# Given data

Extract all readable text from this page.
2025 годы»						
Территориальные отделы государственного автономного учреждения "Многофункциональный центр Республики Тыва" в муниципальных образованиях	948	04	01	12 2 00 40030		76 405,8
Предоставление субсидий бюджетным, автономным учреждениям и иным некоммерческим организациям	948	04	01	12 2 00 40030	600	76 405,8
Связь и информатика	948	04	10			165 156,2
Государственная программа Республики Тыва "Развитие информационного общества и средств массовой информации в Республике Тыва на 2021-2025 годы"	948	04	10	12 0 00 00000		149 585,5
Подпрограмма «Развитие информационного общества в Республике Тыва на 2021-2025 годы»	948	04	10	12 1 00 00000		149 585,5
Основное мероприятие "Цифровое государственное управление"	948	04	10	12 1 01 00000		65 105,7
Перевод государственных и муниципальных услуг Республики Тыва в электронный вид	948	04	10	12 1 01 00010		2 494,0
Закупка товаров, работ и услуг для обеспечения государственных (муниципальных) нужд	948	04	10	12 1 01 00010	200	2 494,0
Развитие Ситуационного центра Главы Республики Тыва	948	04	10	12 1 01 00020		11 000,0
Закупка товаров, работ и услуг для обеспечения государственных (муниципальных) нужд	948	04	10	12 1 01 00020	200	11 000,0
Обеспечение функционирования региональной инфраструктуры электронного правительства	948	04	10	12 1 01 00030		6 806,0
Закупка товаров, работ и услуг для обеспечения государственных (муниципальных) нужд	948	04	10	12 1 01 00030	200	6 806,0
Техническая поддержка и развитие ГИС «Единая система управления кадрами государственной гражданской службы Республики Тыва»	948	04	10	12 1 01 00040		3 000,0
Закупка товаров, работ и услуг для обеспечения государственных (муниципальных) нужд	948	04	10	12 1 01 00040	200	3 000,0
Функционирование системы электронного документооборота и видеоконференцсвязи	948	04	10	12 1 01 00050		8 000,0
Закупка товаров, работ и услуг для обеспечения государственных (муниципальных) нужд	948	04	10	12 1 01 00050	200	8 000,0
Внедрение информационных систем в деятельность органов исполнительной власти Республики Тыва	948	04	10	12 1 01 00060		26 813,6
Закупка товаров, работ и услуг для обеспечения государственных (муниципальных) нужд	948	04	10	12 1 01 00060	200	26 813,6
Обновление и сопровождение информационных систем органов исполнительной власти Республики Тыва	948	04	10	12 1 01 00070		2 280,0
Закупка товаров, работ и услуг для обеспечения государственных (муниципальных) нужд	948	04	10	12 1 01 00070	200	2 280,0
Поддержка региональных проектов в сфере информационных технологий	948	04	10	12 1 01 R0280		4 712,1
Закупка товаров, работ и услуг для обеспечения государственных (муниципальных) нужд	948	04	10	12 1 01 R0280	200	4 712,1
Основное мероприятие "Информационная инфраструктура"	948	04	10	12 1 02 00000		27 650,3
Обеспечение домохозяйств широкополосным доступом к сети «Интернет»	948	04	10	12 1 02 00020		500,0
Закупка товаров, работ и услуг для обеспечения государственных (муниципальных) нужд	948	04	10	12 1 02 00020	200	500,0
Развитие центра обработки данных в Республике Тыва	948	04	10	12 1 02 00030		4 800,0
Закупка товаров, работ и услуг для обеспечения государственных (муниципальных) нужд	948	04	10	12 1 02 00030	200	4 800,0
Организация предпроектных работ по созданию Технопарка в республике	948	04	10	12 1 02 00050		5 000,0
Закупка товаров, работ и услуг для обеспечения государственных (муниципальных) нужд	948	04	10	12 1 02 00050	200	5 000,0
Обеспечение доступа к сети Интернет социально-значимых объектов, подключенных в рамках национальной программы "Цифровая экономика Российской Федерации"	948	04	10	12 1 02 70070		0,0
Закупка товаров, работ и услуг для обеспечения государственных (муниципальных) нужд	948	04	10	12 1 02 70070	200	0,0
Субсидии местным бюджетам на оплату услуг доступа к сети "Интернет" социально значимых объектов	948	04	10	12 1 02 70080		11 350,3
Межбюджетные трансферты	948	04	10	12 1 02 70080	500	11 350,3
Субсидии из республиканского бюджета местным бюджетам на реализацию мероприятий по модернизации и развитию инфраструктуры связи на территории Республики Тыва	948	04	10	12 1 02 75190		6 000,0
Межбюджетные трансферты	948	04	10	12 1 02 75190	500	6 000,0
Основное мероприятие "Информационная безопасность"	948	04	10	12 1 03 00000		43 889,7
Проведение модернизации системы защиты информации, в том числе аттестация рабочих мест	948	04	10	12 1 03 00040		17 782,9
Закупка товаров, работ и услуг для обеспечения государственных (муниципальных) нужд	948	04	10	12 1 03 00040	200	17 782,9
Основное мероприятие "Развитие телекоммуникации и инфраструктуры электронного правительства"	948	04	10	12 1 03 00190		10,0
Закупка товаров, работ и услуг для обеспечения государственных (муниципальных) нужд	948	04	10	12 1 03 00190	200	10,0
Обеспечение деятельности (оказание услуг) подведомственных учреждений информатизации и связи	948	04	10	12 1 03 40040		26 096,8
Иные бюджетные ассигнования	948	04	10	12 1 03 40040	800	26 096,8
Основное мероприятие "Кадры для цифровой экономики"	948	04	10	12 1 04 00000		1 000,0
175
--
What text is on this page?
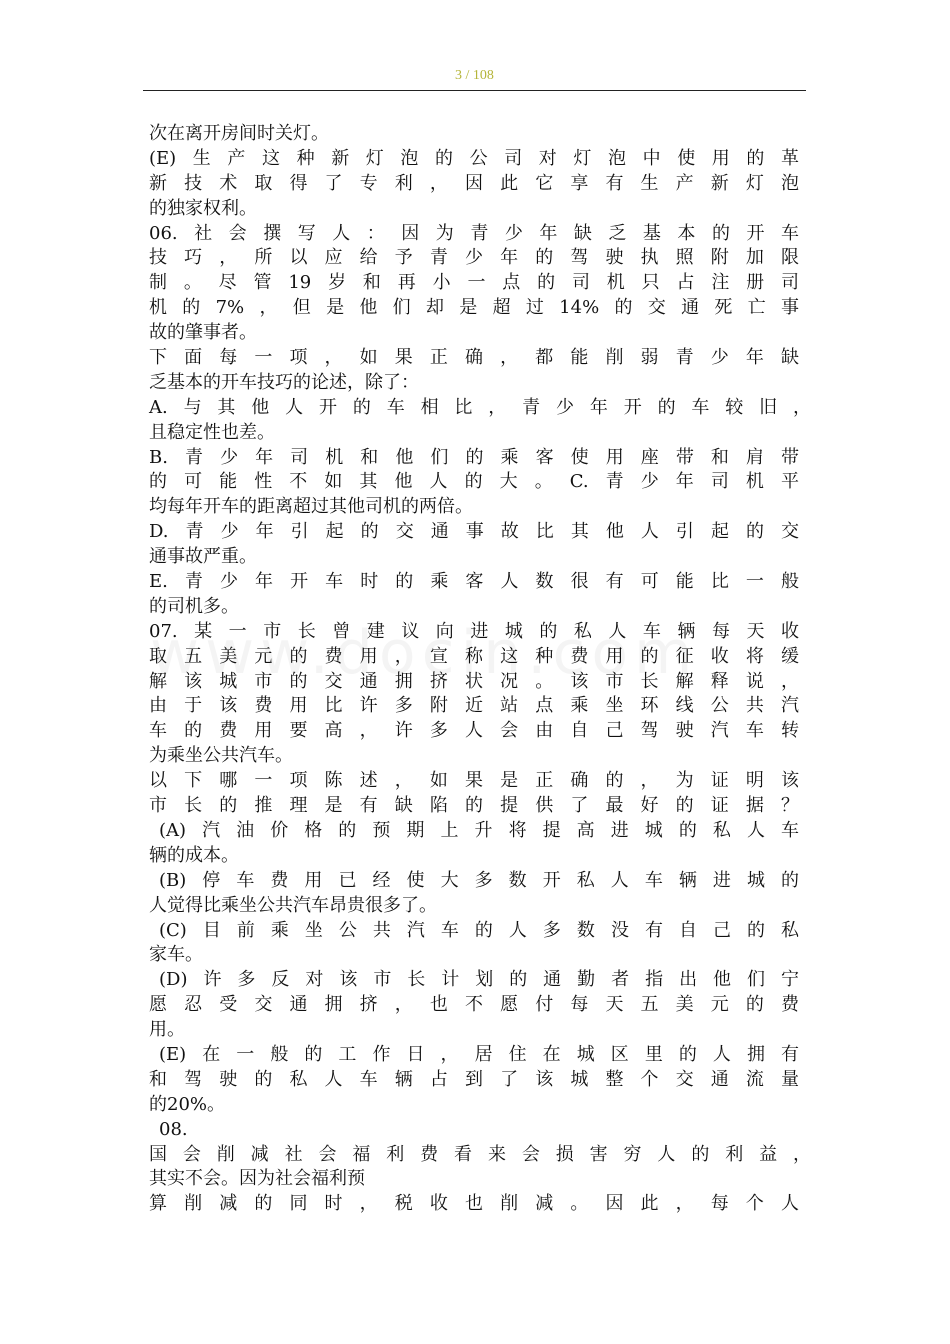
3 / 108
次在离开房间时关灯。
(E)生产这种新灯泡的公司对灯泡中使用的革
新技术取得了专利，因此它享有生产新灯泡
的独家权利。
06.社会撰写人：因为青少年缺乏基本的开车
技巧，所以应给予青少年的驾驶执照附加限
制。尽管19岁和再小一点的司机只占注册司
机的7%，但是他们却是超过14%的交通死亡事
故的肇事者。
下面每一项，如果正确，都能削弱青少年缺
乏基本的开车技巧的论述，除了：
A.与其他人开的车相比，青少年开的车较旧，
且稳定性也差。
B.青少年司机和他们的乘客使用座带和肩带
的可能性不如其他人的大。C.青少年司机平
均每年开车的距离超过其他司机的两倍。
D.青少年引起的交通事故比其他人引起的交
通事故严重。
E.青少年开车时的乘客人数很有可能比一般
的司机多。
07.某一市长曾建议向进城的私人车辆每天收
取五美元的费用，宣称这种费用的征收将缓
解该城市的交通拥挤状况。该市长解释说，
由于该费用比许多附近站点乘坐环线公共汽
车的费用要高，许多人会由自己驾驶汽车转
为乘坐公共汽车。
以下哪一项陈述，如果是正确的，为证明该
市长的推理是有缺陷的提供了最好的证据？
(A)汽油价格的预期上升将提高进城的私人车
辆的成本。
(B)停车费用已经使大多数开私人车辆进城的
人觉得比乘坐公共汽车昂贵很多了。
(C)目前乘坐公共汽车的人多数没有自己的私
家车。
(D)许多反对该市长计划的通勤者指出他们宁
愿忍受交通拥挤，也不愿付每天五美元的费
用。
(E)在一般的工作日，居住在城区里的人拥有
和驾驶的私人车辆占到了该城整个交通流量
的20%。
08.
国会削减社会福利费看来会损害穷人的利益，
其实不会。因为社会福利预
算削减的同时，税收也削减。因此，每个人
==
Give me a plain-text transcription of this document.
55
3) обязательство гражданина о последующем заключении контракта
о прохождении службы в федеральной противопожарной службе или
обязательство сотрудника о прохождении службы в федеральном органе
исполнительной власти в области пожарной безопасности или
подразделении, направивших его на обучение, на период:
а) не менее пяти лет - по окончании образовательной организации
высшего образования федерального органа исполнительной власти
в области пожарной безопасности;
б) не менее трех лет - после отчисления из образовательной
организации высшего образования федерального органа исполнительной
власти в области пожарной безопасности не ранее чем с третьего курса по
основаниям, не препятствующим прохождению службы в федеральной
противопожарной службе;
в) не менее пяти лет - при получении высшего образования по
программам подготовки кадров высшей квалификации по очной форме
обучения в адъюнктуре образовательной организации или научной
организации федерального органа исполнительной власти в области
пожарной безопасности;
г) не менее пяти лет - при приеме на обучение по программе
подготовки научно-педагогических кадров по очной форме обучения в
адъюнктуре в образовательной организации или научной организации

# To be done
Find the word "органов" in the material, then list each line that holds it.

# Answer to this exercise
Внедрение информационных систем в деятельность органов исполнительной власти Республики Тыва	948	04	10	12 1 01 00060		26 813,6
Обновление и сопровождение информационных систем органов исполнительной власти Республики Тыва	948	04	10	12 1 01 00070		2 280,0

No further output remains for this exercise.